— Written instruction —
The listing below should be copied in full, word for word.
Start of Records to use
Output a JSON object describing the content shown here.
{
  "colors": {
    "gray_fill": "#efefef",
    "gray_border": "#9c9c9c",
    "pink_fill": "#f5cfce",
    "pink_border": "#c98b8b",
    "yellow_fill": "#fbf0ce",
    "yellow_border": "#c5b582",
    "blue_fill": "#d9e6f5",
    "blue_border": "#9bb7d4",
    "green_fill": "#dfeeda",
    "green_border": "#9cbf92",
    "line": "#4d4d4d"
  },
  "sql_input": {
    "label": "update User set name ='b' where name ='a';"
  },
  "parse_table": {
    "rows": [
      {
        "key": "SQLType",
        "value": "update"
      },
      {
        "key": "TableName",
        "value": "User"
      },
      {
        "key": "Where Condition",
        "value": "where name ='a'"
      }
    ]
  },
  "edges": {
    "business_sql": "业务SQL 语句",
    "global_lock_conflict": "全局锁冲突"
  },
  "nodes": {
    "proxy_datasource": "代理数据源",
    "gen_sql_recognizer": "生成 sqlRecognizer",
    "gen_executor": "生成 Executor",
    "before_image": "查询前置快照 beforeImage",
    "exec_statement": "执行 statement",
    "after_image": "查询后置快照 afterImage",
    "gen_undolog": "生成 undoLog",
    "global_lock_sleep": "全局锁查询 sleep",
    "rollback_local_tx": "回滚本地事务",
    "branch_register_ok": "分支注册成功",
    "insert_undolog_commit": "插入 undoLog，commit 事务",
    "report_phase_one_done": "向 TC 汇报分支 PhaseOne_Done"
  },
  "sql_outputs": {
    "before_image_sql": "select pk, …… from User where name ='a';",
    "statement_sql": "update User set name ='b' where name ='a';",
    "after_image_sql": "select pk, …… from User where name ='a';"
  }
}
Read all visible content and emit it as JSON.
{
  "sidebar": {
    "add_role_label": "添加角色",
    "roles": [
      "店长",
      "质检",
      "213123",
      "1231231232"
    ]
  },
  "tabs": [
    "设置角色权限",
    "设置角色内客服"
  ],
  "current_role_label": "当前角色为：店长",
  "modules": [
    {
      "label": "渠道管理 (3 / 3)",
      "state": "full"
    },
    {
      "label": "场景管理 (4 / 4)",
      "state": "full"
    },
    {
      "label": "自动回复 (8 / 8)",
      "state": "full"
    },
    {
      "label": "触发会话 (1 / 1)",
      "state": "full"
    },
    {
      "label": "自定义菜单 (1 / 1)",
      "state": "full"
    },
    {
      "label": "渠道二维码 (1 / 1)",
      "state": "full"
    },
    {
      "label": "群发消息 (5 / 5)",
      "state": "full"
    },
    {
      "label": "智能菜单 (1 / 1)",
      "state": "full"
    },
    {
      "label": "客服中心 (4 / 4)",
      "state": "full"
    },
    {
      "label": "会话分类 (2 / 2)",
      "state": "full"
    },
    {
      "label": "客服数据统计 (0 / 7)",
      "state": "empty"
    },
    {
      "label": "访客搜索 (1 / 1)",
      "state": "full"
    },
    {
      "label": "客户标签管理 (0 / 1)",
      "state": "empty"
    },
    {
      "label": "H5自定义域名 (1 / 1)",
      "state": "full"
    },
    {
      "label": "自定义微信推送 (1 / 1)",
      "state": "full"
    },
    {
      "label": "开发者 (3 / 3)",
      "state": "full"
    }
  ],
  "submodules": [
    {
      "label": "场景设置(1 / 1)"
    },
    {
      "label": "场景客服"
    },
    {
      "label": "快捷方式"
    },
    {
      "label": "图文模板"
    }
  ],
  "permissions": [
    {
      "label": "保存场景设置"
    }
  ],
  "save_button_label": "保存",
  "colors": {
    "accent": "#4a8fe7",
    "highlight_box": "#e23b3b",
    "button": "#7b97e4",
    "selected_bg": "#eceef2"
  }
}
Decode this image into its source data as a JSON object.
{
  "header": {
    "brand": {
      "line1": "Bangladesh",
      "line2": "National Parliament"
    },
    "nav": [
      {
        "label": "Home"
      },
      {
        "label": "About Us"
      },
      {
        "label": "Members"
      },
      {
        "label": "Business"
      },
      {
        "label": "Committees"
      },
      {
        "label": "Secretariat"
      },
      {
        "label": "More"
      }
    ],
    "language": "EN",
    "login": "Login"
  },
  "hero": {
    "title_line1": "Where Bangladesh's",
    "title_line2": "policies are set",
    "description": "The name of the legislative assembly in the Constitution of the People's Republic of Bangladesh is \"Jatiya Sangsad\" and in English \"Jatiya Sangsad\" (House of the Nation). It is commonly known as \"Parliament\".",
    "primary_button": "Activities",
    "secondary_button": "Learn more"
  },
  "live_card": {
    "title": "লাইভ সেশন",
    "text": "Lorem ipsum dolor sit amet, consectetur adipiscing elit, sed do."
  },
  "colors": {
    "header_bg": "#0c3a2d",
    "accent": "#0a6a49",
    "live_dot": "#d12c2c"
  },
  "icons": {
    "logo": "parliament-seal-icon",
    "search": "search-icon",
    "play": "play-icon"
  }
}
End of Records to use
— Answer to the task —
Output a JSON object describing the content shown here.
{
  "colors": {
    "gray_fill": "#efefef",
    "gray_border": "#9c9c9c",
    "pink_fill": "#f5cfce",
    "pink_border": "#c98b8b",
    "yellow_fill": "#fbf0ce",
    "yellow_border": "#c5b582",
    "blue_fill": "#d9e6f5",
    "blue_border": "#9bb7d4",
    "green_fill": "#dfeeda",
    "green_border": "#9cbf92",
    "line": "#4d4d4d"
  },
  "sql_input": {
    "label": "update User set name ='b' where name ='a';"
  },
  "parse_table": {
    "rows": [
      {
        "key": "SQLType",
        "value": "update"
      },
      {
        "key": "TableName",
        "value": "User"
      },
      {
        "key": "Where Condition",
        "value": "where name ='a'"
      }
    ]
  },
  "edges": {
    "business_sql": "业务SQL 语句",
    "global_lock_conflict": "全局锁冲突"
  },
  "nodes": {
    "proxy_datasource": "代理数据源",
    "gen_sql_recognizer": "生成 sqlRecognizer",
    "gen_executor": "生成 Executor",
    "before_image": "查询前置快照 beforeImage",
    "exec_statement": "执行 statement",
    "after_image": "查询后置快照 afterImage",
    "gen_undolog": "生成 undoLog",
    "global_lock_sleep": "全局锁查询 sleep",
    "rollback_local_tx": "回滚本地事务",
    "branch_register_ok": "分支注册成功",
    "insert_undolog_commit": "插入 undoLog，commit 事务",
    "report_phase_one_done": "向 TC 汇报分支 PhaseOne_Done"
  },
  "sql_outputs": {
    "before_image_sql": "select pk, …… from User where name ='a';",
    "statement_sql": "update User set name ='b' where name ='a';",
    "after_image_sql": "select pk, …… from User where name ='a';"
  }
}
Read all visible content and emit it as JSON.
{
  "sidebar": {
    "add_role_label": "添加角色",
    "roles": [
      "店长",
      "质检",
      "213123",
      "1231231232"
    ]
  },
  "tabs": [
    "设置角色权限",
    "设置角色内客服"
  ],
  "current_role_label": "当前角色为：店长",
  "modules": [
    {
      "label": "渠道管理 (3 / 3)",
      "state": "full"
    },
    {
      "label": "场景管理 (4 / 4)",
      "state": "full"
    },
    {
      "label": "自动回复 (8 / 8)",
      "state": "full"
    },
    {
      "label": "触发会话 (1 / 1)",
      "state": "full"
    },
    {
      "label": "自定义菜单 (1 / 1)",
      "state": "full"
    },
    {
      "label": "渠道二维码 (1 / 1)",
      "state": "full"
    },
    {
      "label": "群发消息 (5 / 5)",
      "state": "full"
    },
    {
      "label": "智能菜单 (1 / 1)",
      "state": "full"
    },
    {
      "label": "客服中心 (4 / 4)",
      "state": "full"
    },
    {
      "label": "会话分类 (2 / 2)",
      "state": "full"
    },
    {
      "label": "客服数据统计 (0 / 7)",
      "state": "empty"
    },
    {
      "label": "访客搜索 (1 / 1)",
      "state": "full"
    },
    {
      "label": "客户标签管理 (0 / 1)",
      "state": "empty"
    },
    {
      "label": "H5自定义域名 (1 / 1)",
      "state": "full"
    },
    {
      "label": "自定义微信推送 (1 / 1)",
      "state": "full"
    },
    {
      "label": "开发者 (3 / 3)",
      "state": "full"
    }
  ],
  "submodules": [
    {
      "label": "场景设置(1 / 1)"
    },
    {
      "label": "场景客服"
    },
    {
      "label": "快捷方式"
    },
    {
      "label": "图文模板"
    }
  ],
  "permissions": [
    {
      "label": "保存场景设置"
    }
  ],
  "save_button_label": "保存",
  "colors": {
    "accent": "#4a8fe7",
    "highlight_box": "#e23b3b",
    "button": "#7b97e4",
    "selected_bg": "#eceef2"
  }
}
Decode this image into its source data as a JSON object.
{
  "header": {
    "brand": {
      "line1": "Bangladesh",
      "line2": "National Parliament"
    },
    "nav": [
      {
        "label": "Home"
      },
      {
        "label": "About Us"
      },
      {
        "label": "Members"
      },
      {
        "label": "Business"
      },
      {
        "label": "Committees"
      },
      {
        "label": "Secretariat"
      },
      {
        "label": "More"
      }
    ],
    "language": "EN",
    "login": "Login"
  },
  "hero": {
    "title_line1": "Where Bangladesh's",
    "title_line2": "policies are set",
    "description": "The name of the legislative assembly in the Constitution of the People's Republic of Bangladesh is \"Jatiya Sangsad\" and in English \"Jatiya Sangsad\" (House of the Nation). It is commonly known as \"Parliament\".",
    "primary_button": "Activities",
    "secondary_button": "Learn more"
  },
  "live_card": {
    "title": "লাইভ সেশন",
    "text": "Lorem ipsum dolor sit amet, consectetur adipiscing elit, sed do."
  },
  "colors": {
    "header_bg": "#0c3a2d",
    "accent": "#0a6a49",
    "live_dot": "#d12c2c"
  },
  "icons": {
    "logo": "parliament-seal-icon",
    "search": "search-icon",
    "play": "play-icon"
  }
}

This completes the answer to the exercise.